* PROBLEM: Take the data below and repeat it exactly.

━━━ DATASET CONTENT ━━━

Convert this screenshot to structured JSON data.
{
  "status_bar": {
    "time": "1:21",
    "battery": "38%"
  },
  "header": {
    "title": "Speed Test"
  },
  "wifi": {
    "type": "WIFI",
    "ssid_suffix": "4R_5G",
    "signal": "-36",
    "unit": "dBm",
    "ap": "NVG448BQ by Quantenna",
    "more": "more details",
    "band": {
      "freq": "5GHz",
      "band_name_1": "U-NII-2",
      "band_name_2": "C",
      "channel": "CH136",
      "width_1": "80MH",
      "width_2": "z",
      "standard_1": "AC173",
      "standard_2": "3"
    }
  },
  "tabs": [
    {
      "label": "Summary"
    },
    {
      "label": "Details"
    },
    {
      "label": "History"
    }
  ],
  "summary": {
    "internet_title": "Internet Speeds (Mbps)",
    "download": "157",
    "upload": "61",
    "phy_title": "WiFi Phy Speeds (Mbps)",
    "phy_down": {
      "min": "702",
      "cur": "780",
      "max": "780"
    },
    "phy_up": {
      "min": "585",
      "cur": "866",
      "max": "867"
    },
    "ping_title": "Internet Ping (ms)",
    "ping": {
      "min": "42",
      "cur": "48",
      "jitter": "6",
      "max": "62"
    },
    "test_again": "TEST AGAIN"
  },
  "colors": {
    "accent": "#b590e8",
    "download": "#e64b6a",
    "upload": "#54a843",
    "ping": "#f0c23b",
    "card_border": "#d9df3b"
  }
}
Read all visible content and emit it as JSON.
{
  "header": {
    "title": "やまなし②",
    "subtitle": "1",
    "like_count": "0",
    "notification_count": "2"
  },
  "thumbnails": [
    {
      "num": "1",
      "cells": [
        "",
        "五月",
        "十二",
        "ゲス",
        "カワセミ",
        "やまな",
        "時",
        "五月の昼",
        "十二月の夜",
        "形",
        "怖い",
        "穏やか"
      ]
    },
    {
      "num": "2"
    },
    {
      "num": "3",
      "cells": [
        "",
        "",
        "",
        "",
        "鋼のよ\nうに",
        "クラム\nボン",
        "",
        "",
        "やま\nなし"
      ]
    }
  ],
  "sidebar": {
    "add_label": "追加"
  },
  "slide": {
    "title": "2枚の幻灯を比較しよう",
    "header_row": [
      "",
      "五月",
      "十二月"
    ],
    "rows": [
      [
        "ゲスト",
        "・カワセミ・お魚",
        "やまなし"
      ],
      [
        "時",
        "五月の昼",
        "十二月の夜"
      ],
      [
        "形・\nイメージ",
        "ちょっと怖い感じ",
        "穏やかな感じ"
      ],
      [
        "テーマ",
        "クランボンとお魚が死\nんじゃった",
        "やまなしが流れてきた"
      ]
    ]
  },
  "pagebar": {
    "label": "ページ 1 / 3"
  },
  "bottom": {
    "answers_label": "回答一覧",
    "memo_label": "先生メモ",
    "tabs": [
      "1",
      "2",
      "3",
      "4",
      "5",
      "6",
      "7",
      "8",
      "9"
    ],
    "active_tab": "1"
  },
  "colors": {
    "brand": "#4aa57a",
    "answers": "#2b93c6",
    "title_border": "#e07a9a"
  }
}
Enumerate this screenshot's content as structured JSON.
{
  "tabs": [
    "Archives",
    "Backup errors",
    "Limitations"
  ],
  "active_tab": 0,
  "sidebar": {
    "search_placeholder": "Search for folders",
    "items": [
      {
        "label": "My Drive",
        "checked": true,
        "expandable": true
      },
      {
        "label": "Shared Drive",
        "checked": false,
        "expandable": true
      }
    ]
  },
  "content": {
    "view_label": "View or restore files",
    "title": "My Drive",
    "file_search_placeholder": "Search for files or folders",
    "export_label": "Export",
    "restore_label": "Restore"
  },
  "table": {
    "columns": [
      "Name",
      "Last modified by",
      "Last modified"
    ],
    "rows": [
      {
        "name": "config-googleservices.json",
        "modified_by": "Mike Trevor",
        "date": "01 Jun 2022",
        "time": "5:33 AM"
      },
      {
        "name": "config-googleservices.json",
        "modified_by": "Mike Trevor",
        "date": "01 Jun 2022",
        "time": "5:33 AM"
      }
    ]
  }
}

━━━

* ANSWER FOR THIS EXERCISE:
Convert this screenshot to structured JSON data.
{
  "status_bar": {
    "time": "1:21",
    "battery": "38%"
  },
  "header": {
    "title": "Speed Test"
  },
  "wifi": {
    "type": "WIFI",
    "ssid_suffix": "4R_5G",
    "signal": "-36",
    "unit": "dBm",
    "ap": "NVG448BQ by Quantenna",
    "more": "more details",
    "band": {
      "freq": "5GHz",
      "band_name_1": "U-NII-2",
      "band_name_2": "C",
      "channel": "CH136",
      "width_1": "80MH",
      "width_2": "z",
      "standard_1": "AC173",
      "standard_2": "3"
    }
  },
  "tabs": [
    {
      "label": "Summary"
    },
    {
      "label": "Details"
    },
    {
      "label": "History"
    }
  ],
  "summary": {
    "internet_title": "Internet Speeds (Mbps)",
    "download": "157",
    "upload": "61",
    "phy_title": "WiFi Phy Speeds (Mbps)",
    "phy_down": {
      "min": "702",
      "cur": "780",
      "max": "780"
    },
    "phy_up": {
      "min": "585",
      "cur": "866",
      "max": "867"
    },
    "ping_title": "Internet Ping (ms)",
    "ping": {
      "min": "42",
      "cur": "48",
      "jitter": "6",
      "max": "62"
    },
    "test_again": "TEST AGAIN"
  },
  "colors": {
    "accent": "#b590e8",
    "download": "#e64b6a",
    "upload": "#54a843",
    "ping": "#f0c23b",
    "card_border": "#d9df3b"
  }
}
Read all visible content and emit it as JSON.
{
  "header": {
    "title": "やまなし②",
    "subtitle": "1",
    "like_count": "0",
    "notification_count": "2"
  },
  "thumbnails": [
    {
      "num": "1",
      "cells": [
        "",
        "五月",
        "十二",
        "ゲス",
        "カワセミ",
        "やまな",
        "時",
        "五月の昼",
        "十二月の夜",
        "形",
        "怖い",
        "穏やか"
      ]
    },
    {
      "num": "2"
    },
    {
      "num": "3",
      "cells": [
        "",
        "",
        "",
        "",
        "鋼のよ\nうに",
        "クラム\nボン",
        "",
        "",
        "やま\nなし"
      ]
    }
  ],
  "sidebar": {
    "add_label": "追加"
  },
  "slide": {
    "title": "2枚の幻灯を比較しよう",
    "header_row": [
      "",
      "五月",
      "十二月"
    ],
    "rows": [
      [
        "ゲスト",
        "・カワセミ・お魚",
        "やまなし"
      ],
      [
        "時",
        "五月の昼",
        "十二月の夜"
      ],
      [
        "形・\nイメージ",
        "ちょっと怖い感じ",
        "穏やかな感じ"
      ],
      [
        "テーマ",
        "クランボンとお魚が死\nんじゃった",
        "やまなしが流れてきた"
      ]
    ]
  },
  "pagebar": {
    "label": "ページ 1 / 3"
  },
  "bottom": {
    "answers_label": "回答一覧",
    "memo_label": "先生メモ",
    "tabs": [
      "1",
      "2",
      "3",
      "4",
      "5",
      "6",
      "7",
      "8",
      "9"
    ],
    "active_tab": "1"
  },
  "colors": {
    "brand": "#4aa57a",
    "answers": "#2b93c6",
    "title_border": "#e07a9a"
  }
}
Enumerate this screenshot's content as structured JSON.
{
  "tabs": [
    "Archives",
    "Backup errors",
    "Limitations"
  ],
  "active_tab": 0,
  "sidebar": {
    "search_placeholder": "Search for folders",
    "items": [
      {
        "label": "My Drive",
        "checked": true,
        "expandable": true
      },
      {
        "label": "Shared Drive",
        "checked": false,
        "expandable": true
      }
    ]
  },
  "content": {
    "view_label": "View or restore files",
    "title": "My Drive",
    "file_search_placeholder": "Search for files or folders",
    "export_label": "Export",
    "restore_label": "Restore"
  },
  "table": {
    "columns": [
      "Name",
      "Last modified by",
      "Last modified"
    ],
    "rows": [
      {
        "name": "config-googleservices.json",
        "modified_by": "Mike Trevor",
        "date": "01 Jun 2022",
        "time": "5:33 AM"
      },
      {
        "name": "config-googleservices.json",
        "modified_by": "Mike Trevor",
        "date": "01 Jun 2022",
        "time": "5:33 AM"
      }
    ]
  }
}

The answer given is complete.